═══ Excerpted data

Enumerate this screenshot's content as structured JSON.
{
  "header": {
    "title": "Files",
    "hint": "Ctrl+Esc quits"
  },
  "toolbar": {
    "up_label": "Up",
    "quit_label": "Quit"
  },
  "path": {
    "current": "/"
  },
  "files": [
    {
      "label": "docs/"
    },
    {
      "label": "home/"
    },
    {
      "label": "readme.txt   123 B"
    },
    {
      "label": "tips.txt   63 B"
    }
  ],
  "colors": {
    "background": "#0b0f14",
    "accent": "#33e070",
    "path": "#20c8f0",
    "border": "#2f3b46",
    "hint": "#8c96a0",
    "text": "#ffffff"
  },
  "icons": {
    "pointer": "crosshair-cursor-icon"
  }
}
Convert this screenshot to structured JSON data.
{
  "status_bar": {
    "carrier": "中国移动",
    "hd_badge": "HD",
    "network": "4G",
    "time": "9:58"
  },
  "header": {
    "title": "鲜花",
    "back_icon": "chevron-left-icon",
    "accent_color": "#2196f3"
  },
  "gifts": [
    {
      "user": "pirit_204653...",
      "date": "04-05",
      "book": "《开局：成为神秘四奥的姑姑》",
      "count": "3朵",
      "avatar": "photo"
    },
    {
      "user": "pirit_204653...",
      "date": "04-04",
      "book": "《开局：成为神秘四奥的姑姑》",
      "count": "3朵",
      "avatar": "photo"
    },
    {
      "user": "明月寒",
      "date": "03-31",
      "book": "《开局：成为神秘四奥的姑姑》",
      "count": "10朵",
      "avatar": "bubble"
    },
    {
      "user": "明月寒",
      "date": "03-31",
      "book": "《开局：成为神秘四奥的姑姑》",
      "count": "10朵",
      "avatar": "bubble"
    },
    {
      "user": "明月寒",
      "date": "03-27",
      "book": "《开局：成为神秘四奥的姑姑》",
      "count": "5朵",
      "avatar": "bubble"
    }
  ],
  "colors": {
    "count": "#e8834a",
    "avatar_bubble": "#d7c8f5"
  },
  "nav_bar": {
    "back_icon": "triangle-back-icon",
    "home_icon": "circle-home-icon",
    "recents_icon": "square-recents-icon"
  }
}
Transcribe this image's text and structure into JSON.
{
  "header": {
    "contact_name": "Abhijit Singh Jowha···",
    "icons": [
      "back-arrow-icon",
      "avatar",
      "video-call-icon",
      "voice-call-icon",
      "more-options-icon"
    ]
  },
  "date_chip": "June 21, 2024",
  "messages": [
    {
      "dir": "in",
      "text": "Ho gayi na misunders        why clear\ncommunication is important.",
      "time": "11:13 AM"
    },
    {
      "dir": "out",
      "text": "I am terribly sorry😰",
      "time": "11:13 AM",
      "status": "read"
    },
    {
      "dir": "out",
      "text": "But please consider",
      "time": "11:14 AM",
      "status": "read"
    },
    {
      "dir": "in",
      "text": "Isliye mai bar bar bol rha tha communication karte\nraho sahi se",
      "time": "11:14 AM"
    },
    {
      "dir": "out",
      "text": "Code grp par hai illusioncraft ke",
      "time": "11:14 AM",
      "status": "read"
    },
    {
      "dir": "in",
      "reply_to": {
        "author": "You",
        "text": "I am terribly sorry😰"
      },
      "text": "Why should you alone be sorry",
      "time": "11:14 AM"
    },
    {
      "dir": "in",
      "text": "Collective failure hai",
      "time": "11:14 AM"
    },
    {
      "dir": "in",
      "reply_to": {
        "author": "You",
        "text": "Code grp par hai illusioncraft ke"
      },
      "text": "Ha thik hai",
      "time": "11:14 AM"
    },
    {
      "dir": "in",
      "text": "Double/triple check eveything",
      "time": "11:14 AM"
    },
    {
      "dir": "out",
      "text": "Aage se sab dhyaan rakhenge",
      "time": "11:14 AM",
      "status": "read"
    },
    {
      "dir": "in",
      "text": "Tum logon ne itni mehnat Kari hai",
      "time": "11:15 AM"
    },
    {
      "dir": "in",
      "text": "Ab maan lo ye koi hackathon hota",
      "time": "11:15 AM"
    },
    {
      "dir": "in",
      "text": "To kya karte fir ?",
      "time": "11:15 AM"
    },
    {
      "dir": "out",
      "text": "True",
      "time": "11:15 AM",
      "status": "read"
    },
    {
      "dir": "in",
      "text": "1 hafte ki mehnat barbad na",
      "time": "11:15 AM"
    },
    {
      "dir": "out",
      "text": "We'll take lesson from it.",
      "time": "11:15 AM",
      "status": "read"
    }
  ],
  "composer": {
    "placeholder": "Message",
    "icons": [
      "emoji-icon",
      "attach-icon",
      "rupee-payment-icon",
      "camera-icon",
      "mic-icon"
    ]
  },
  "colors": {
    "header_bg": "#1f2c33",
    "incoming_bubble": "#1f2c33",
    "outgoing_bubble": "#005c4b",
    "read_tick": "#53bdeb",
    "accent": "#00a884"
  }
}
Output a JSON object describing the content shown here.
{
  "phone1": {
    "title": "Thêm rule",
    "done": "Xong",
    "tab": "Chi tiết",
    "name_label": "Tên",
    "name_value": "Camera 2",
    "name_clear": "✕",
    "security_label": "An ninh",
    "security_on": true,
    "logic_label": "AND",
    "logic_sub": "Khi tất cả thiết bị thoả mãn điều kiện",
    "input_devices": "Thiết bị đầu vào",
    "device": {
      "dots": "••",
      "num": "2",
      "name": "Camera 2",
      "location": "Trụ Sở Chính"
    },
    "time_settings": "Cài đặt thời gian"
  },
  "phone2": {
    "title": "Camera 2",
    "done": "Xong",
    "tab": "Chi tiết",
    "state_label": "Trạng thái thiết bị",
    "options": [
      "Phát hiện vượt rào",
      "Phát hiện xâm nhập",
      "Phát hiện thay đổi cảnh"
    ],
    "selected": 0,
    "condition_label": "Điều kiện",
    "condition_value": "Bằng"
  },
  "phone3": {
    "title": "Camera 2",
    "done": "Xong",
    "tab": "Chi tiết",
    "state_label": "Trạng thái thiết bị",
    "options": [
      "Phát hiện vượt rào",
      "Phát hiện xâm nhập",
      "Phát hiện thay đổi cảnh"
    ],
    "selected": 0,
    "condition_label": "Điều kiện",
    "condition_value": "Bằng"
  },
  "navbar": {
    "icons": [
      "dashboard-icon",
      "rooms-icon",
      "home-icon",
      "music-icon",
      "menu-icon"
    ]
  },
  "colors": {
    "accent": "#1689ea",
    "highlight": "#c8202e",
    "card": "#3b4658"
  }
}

══════

Report all lines of the data that include the word "sorry".

      "text": "I am terribly sorry😰",
        "text": "I am terribly sorry😰"
      "text": "Why should you alone be sorry",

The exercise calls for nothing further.